- Exercise details -
Continue the Apache Airflow on AWS user guide below from the point where it stops.

- Passage given -
####

Apache Airflow on AWS User Guide
Overview
This image runs Apache Airflow as a single node deployment. Airflow is installed into a dedicated Python virtual environment, pinned with the Airflow project's official constraints file, so the dependency tree is reproducible. The metadata backend is PostgreSQL running on the same instance, bound to the loopback interface only. The executor is the LocalExecutor, so task instances run as subprocesses with no external Celery or Kubernetes dependency.
The Airflow API server, which serves both the web user interface and the REST API on port 8080, the scheduler, and the DAG processor each run as a dedicated systemd unit under an unprivileged airflow service account. PostgreSQL runs under its own systemd unit. All four units start automatically at boot.
Airflow administrator and PostgreSQL credentials are generated on the first boot of every deployed instance. Two instances launched from the same Amazon Machine Image never share passwords. The initial administrator password and the PostgreSQL password are written to /root/airflow-credentials.txt with mode 0600 so that only the root user can read them.
The image ships with one example DAG, example_hello_world, so a freshly launched instance has a working pipeline to trigger from the web interface immediately.
Prerequisites
Before you deploy this image you need:
- An Amazon Web Services account where you can launch EC2 instances
- IAM permissions to launch instances, create security groups, and subscribe to AWS Marketplace products
- An EC2 key pair in the target Region for SSH access to the instance
- A VPC and subnet in the target Region, with a security group allowing inbound port 22 from your management network and inbound port 8080 from the network you will reach the Airflow web interface from
- The AWS CLI (version 2) installed locally if you plan to deploy from the command line
Step 1: Launch the Instance from the AWS Marketplace
Sign in to the AWS Management Console, open the EC2 service, and select Launch instance. Under Application and OS Images choose AWS Marketplace AMIs and search for Apache Airflow. Select the cloudimg listing and choose Select, then Continue on the subscription summary.

####

- Data supplied -

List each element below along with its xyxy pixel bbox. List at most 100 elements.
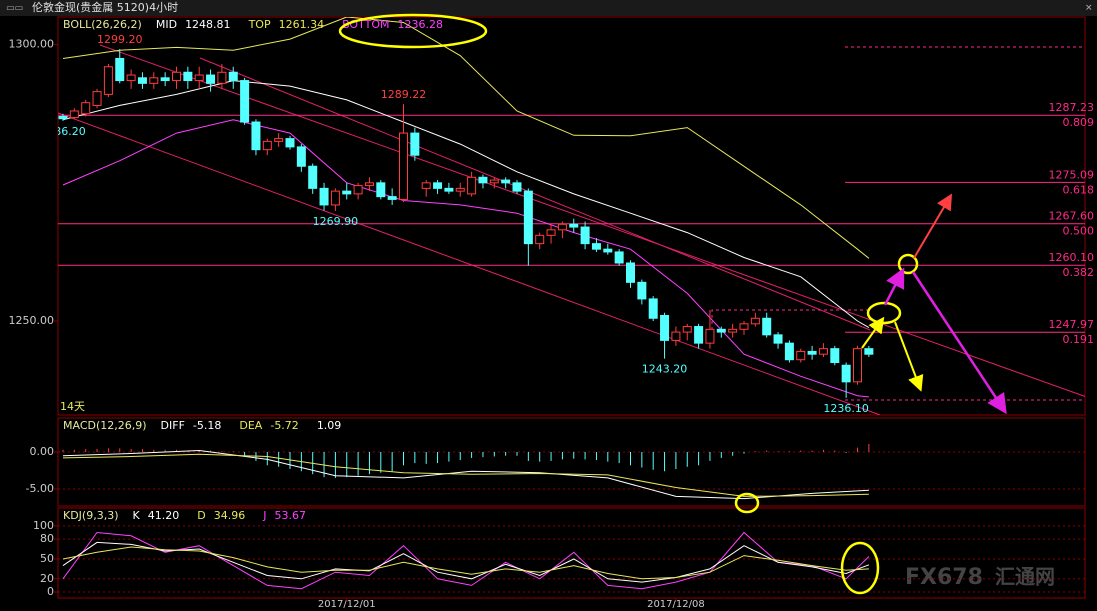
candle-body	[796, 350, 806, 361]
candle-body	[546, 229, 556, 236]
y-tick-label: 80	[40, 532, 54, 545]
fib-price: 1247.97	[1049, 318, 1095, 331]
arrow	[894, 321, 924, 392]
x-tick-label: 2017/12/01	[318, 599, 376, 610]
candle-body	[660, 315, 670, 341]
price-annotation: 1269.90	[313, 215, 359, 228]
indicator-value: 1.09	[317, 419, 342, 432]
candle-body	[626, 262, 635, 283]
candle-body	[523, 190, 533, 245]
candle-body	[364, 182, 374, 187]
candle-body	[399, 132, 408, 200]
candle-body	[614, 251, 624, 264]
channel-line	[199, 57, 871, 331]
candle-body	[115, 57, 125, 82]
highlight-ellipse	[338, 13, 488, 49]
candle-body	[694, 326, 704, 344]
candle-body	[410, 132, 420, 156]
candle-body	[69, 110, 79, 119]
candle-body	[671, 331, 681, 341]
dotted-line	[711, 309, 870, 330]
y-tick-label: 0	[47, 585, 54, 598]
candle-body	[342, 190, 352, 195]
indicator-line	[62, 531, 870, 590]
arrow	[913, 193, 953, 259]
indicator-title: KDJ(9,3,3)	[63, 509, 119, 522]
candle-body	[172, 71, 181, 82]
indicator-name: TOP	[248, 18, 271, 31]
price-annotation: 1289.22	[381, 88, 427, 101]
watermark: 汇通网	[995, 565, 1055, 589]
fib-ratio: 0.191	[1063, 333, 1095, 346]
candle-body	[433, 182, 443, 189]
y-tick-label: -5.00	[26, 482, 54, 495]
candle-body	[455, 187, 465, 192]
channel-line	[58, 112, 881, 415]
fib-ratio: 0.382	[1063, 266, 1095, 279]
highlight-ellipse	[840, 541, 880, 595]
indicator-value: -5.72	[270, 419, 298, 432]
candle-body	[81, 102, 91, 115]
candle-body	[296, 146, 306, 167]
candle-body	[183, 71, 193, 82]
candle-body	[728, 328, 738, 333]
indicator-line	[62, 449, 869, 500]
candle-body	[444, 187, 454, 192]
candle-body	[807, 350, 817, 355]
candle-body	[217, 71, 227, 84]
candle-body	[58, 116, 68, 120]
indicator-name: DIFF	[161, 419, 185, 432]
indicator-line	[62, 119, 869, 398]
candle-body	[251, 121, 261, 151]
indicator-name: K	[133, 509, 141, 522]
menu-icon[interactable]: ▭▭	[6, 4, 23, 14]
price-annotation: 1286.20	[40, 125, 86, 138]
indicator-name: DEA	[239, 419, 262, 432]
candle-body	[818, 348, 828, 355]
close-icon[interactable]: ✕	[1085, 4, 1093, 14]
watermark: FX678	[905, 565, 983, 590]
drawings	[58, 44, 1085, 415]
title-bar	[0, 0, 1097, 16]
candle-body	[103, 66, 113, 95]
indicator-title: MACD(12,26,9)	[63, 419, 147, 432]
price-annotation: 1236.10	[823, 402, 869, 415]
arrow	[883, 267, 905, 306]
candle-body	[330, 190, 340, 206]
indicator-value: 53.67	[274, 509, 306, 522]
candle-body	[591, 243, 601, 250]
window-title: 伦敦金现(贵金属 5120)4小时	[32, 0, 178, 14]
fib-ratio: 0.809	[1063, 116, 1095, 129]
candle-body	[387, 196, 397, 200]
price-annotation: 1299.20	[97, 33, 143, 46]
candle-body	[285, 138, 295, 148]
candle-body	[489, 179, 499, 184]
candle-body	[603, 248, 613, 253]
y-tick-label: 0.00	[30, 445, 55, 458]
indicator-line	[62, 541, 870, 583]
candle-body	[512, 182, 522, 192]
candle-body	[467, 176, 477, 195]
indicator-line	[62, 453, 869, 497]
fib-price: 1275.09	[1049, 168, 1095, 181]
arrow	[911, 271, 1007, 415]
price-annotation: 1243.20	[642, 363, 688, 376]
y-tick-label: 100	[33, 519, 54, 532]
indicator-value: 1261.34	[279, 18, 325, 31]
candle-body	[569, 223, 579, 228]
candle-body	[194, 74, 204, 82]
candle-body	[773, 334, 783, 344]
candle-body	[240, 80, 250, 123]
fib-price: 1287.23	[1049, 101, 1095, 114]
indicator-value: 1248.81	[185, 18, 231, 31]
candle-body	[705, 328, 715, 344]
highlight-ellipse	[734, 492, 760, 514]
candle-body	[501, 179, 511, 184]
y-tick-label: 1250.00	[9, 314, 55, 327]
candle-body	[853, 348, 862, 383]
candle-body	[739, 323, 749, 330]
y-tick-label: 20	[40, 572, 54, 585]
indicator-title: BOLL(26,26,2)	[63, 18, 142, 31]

####

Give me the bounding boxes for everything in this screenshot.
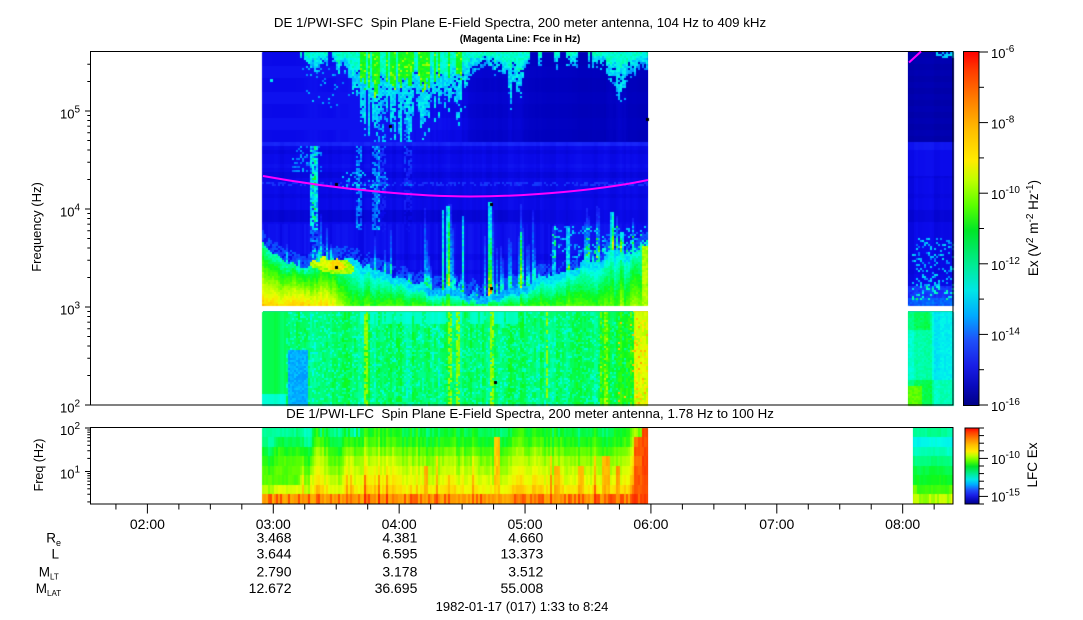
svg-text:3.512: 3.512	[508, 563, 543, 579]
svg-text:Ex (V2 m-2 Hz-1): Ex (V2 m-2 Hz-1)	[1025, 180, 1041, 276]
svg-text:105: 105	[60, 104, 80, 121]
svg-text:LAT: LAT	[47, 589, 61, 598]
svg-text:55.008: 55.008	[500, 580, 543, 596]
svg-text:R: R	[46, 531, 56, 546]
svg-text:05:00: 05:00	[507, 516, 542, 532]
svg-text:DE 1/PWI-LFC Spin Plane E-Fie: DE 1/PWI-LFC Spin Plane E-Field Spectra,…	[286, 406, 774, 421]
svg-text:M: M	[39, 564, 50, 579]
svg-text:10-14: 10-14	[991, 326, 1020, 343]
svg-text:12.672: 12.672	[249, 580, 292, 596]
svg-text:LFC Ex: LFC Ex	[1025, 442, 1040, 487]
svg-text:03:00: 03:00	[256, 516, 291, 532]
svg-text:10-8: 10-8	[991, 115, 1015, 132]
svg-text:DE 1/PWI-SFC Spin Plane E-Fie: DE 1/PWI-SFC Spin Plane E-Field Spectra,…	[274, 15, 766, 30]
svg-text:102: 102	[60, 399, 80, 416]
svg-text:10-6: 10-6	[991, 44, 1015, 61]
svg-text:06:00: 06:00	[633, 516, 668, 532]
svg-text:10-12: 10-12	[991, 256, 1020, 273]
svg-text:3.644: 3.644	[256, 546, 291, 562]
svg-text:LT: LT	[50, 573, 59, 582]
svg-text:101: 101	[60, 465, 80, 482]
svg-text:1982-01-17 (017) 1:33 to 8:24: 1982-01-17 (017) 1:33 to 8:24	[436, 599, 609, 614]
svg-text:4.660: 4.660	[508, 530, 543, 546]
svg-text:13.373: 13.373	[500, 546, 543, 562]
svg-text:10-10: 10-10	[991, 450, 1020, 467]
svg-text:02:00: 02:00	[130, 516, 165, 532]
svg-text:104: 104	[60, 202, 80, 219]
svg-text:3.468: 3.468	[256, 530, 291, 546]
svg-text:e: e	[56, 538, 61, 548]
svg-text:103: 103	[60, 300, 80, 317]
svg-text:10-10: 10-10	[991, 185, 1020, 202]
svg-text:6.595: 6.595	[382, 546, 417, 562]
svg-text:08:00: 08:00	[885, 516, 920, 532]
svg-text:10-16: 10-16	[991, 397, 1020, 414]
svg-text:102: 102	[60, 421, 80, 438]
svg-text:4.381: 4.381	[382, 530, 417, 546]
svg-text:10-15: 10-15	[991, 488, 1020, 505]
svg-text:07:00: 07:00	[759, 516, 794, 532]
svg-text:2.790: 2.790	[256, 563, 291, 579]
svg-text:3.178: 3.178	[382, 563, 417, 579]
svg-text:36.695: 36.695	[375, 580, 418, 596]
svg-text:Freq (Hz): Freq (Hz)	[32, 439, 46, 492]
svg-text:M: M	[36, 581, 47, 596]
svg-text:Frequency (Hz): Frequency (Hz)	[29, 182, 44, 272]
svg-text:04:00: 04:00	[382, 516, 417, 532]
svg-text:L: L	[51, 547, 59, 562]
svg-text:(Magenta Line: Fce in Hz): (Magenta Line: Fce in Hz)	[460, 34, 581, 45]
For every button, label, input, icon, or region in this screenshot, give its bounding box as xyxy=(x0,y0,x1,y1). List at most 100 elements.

####

- Result of the task -
Pick an instance type of m5.large or larger. Airflow runs a scheduler, a DAG processor, an API server and a PostgreSQL database, so it benefits from at least two vCPUs and 8 GiB of memory. Choose your EC2 key pair under Key pair (login). Under Network settings select your VPC and subnet, and either create or select a security group that allows inbound port 22 from your management network and inbound port 8080 from the network you will reach the web interface from. Leave the root volume at the default size or larger.
Select Launch instance. First boot initialisation takes approximately one to two minutes after the instance state becomes Running and the status checks pass.
Step 2: Launch the Instance from the AWS CLI
The following block launches an instance from the cloudimg Apache Airflow Marketplace AMI into an existing subnet and security group. Replace <ami-id> with the AMI ID shown on the Marketplace listing, <key-name> with your EC2 key pair name, <subnet-id> with your subnet ID, and <security-group-id> with a security group that opens ports 22 and 8080 as described above.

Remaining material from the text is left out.